Work to do :: Do not include the pictures; repeat the rest of the data exactly.

Material for this exercise ::

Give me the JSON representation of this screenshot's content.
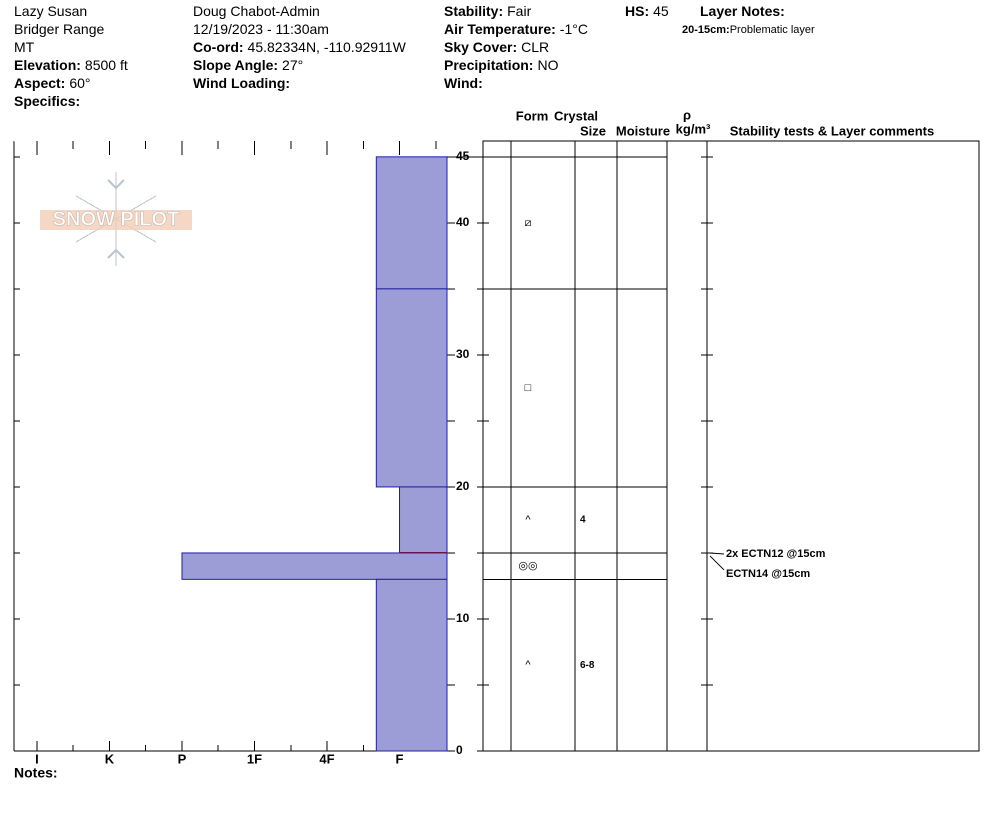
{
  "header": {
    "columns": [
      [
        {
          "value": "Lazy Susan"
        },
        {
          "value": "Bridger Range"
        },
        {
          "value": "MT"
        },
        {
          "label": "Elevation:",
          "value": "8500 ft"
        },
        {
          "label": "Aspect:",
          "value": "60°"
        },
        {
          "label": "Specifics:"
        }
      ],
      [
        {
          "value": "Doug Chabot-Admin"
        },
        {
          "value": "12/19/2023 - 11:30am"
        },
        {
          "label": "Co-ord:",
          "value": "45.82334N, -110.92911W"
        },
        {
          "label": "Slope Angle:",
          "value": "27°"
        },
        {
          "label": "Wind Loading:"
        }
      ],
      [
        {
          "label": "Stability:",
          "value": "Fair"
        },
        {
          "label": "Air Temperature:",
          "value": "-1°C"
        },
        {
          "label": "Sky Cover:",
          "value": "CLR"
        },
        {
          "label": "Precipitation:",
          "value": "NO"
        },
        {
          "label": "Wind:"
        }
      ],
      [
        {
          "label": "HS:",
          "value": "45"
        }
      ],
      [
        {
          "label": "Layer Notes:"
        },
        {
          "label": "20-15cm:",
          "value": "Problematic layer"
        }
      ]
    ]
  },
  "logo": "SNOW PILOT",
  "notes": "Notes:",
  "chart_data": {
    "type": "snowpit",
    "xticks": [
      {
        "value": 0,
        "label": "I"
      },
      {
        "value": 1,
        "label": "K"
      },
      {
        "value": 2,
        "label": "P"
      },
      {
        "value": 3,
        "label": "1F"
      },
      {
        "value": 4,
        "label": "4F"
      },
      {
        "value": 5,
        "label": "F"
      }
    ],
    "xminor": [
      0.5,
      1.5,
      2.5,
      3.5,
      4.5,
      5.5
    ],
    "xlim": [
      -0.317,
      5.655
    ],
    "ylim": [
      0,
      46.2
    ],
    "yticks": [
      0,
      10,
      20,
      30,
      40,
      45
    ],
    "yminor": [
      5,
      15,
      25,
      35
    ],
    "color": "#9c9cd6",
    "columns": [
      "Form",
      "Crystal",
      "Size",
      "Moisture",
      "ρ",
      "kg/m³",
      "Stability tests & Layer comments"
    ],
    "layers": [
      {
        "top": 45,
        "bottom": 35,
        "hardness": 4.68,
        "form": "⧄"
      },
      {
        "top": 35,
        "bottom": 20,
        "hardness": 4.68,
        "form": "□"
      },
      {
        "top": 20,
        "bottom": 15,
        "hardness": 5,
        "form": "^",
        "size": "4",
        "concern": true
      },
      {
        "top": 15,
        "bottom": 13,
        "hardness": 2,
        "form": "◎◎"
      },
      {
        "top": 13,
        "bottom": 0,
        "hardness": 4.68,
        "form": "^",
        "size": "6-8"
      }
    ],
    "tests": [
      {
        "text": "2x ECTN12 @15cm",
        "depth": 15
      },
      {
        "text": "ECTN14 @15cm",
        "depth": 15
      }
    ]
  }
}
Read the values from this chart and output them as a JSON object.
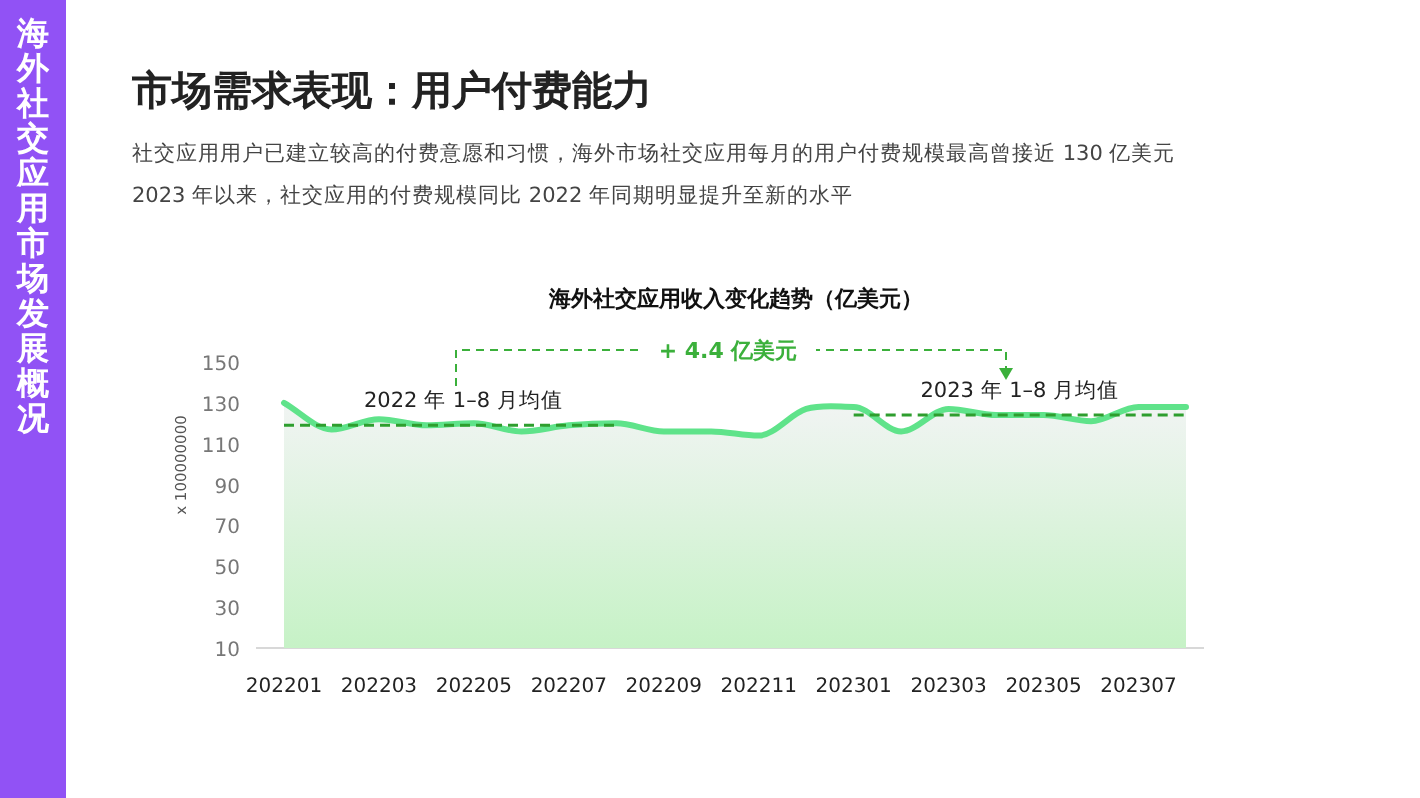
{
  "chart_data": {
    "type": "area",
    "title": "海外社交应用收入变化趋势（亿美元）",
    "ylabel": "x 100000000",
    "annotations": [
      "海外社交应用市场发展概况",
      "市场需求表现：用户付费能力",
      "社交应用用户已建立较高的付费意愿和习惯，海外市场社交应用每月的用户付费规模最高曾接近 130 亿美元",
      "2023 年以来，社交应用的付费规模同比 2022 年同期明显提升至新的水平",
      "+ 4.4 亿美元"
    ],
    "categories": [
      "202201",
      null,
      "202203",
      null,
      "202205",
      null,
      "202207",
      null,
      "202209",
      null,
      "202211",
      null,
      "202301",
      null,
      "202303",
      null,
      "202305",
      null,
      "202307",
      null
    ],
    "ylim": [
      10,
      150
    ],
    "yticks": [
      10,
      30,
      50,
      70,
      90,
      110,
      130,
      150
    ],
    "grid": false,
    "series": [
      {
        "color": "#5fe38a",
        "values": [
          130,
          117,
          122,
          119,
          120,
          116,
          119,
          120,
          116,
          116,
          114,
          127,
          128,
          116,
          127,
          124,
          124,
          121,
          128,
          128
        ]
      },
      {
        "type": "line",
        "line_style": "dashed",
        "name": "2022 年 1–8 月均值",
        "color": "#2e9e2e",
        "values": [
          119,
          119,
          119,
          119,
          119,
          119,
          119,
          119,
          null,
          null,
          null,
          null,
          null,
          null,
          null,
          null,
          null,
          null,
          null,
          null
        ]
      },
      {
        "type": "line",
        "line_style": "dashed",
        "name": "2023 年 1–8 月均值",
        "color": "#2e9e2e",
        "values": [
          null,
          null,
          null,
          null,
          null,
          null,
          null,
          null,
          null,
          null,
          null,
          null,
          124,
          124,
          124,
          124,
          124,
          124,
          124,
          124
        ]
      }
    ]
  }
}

Answer ::
Give me the JSON representation of this screenshot's content.
{
  "header": {
    "columns": [
      [
        {
          "value": "Lazy Susan"
        },
        {
          "value": "Bridger Range"
        },
        {
          "value": "MT"
        },
        {
          "label": "Elevation:",
          "value": "8500 ft"
        },
        {
          "label": "Aspect:",
          "value": "60°"
        },
        {
          "label": "Specifics:"
        }
      ],
      [
        {
          "value": "Doug Chabot-Admin"
        },
        {
          "value": "12/19/2023 - 11:30am"
        },
        {
          "label": "Co-ord:",
          "value": "45.82334N, -110.92911W"
        },
        {
          "label": "Slope Angle:",
          "value": "27°"
        },
        {
          "label": "Wind Loading:"
        }
      ],
      [
        {
          "label": "Stability:",
          "value": "Fair"
        },
        {
          "label": "Air Temperature:",
          "value": "-1°C"
        },
        {
          "label": "Sky Cover:",
          "value": "CLR"
        },
        {
          "label": "Precipitation:",
          "value": "NO"
        },
        {
          "label": "Wind:"
        }
      ],
      [
        {
          "label": "HS:",
          "value": "45"
        }
      ],
      [
        {
          "label": "Layer Notes:"
        },
        {
          "label": "20-15cm:",
          "value": "Problematic layer"
        }
      ]
    ]
  },
  "logo": "SNOW PILOT",
  "notes": "Notes:",
  "chart_data": {
    "type": "snowpit",
    "xticks": [
      {
        "value": 0,
        "label": "I"
      },
      {
        "value": 1,
        "label": "K"
      },
      {
        "value": 2,
        "label": "P"
      },
      {
        "value": 3,
        "label": "1F"
      },
      {
        "value": 4,
        "label": "4F"
      },
      {
        "value": 5,
        "label": "F"
      }
    ],
    "xminor": [
      0.5,
      1.5,
      2.5,
      3.5,
      4.5,
      5.5
    ],
    "xlim": [
      -0.317,
      5.655
    ],
    "ylim": [
      0,
      46.2
    ],
    "yticks": [
      0,
      10,
      20,
      30,
      40,
      45
    ],
    "yminor": [
      5,
      15,
      25,
      35
    ],
    "color": "#9c9cd6",
    "columns": [
      "Form",
      "Crystal",
      "Size",
      "Moisture",
      "ρ",
      "kg/m³",
      "Stability tests & Layer comments"
    ],
    "layers": [
      {
        "top": 45,
        "bottom": 35,
        "hardness": 4.68,
        "form": "⧄"
      },
      {
        "top": 35,
        "bottom": 20,
        "hardness": 4.68,
        "form": "□"
      },
      {
        "top": 20,
        "bottom": 15,
        "hardness": 5,
        "form": "^",
        "size": "4",
        "concern": true
      },
      {
        "top": 15,
        "bottom": 13,
        "hardness": 2,
        "form": "◎◎"
      },
      {
        "top": 13,
        "bottom": 0,
        "hardness": 4.68,
        "form": "^",
        "size": "6-8"
      }
    ],
    "tests": [
      {
        "text": "2x ECTN12 @15cm",
        "depth": 15
      },
      {
        "text": "ECTN14 @15cm",
        "depth": 15
      }
    ]
  }
}
Read the values from this chart and output them as a JSON object.
{
  "chart_data": {
    "type": "area",
    "title": "海外社交应用收入变化趋势（亿美元）",
    "ylabel": "x 100000000",
    "annotations": [
      "海外社交应用市场发展概况",
      "市场需求表现：用户付费能力",
      "社交应用用户已建立较高的付费意愿和习惯，海外市场社交应用每月的用户付费规模最高曾接近 130 亿美元",
      "2023 年以来，社交应用的付费规模同比 2022 年同期明显提升至新的水平",
      "+ 4.4 亿美元"
    ],
    "categories": [
      "202201",
      null,
      "202203",
      null,
      "202205",
      null,
      "202207",
      null,
      "202209",
      null,
      "202211",
      null,
      "202301",
      null,
      "202303",
      null,
      "202305",
      null,
      "202307",
      null
    ],
    "ylim": [
      10,
      150
    ],
    "yticks": [
      10,
      30,
      50,
      70,
      90,
      110,
      130,
      150
    ],
    "grid": false,
    "series": [
      {
        "color": "#5fe38a",
        "values": [
          130,
          117,
          122,
          119,
          120,
          116,
          119,
          120,
          116,
          116,
          114,
          127,
          128,
          116,
          127,
          124,
          124,
          121,
          128,
          128
        ]
      },
      {
        "type": "line",
        "line_style": "dashed",
        "name": "2022 年 1–8 月均值",
        "color": "#2e9e2e",
        "values": [
          119,
          119,
          119,
          119,
          119,
          119,
          119,
          119,
          null,
          null,
          null,
          null,
          null,
          null,
          null,
          null,
          null,
          null,
          null,
          null
        ]
      },
      {
        "type": "line",
        "line_style": "dashed",
        "name": "2023 年 1–8 月均值",
        "color": "#2e9e2e",
        "values": [
          null,
          null,
          null,
          null,
          null,
          null,
          null,
          null,
          null,
          null,
          null,
          null,
          124,
          124,
          124,
          124,
          124,
          124,
          124,
          124
        ]
      }
    ]
  }
}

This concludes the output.